Records from a collection:
***
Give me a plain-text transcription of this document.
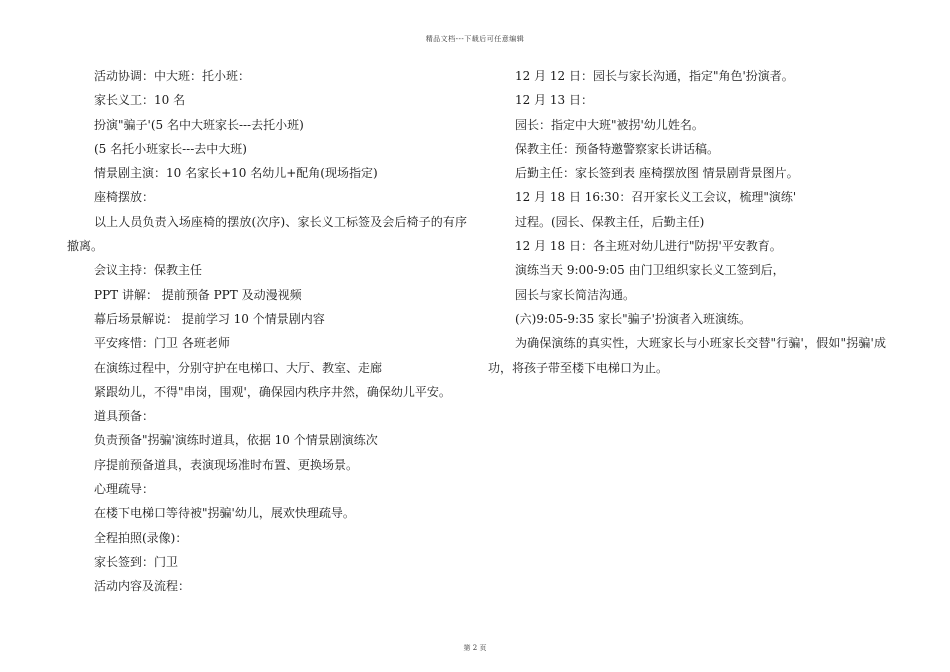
精品文档---下载后可任意编辑

活动协调：中大班：托小班：

家长义工：10 名

扮演"骗子'(5 名中大班家长---去托小班)

(5 名托小班家长---去中大班)

情景剧主演：10 名家长+10 名幼儿+配角(现场指定)

座椅摆放：

以上人员负责入场座椅的摆放(次序)、家长义工标签及会后椅子的有序撤离。

会议主持：保教主任

PPT 讲解： 提前预备 PPT 及动漫视频

幕后场景解说： 提前学习 10 个情景剧内容

平安疼惜：门卫 各班老师

在演练过程中，分别守护在电梯口、大厅、教室、走廊

紧跟幼儿，不得"串岗，围观'，确保园内秩序井然，确保幼儿平安。

道具预备：

负责预备"拐骗'演练时道具，依据 10 个情景剧演练次

序提前预备道具，表演现场准时布置、更换场景。

心理疏导：

在楼下电梯口等待被"拐骗'幼儿，展欢快理疏导。

全程拍照(录像)：

家长签到：门卫

活动内容及流程：

12 月 12 日：园长与家长沟通，指定"角色'扮演者。

12 月 13 日：

园长：指定中大班"被拐'幼儿姓名。

保教主任：预备特邀警察家长讲话稿。

后勤主任：家长签到表 座椅摆放图 情景剧背景图片。

12 月 18 日 16:30：召开家长义工会议，梳理"演练'

过程。(园长、保教主任，后勤主任)

12 月 18 日：各主班对幼儿进行"防拐'平安教育。

演练当天 9:00-9:05 由门卫组织家长义工签到后，

园长与家长简洁沟通。

(六)9:05-9:35 家长"骗子'扮演者入班演练。

为确保演练的真实性，大班家长与小班家长交替"行骗'，假如"拐骗'成功，将孩子带至楼下电梯口为止。

第 2 页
***
> _Instructions for the task_
Reply with the number of lines in the preceding entries that contain "后勤主任", and no other words.

> _Solution_
2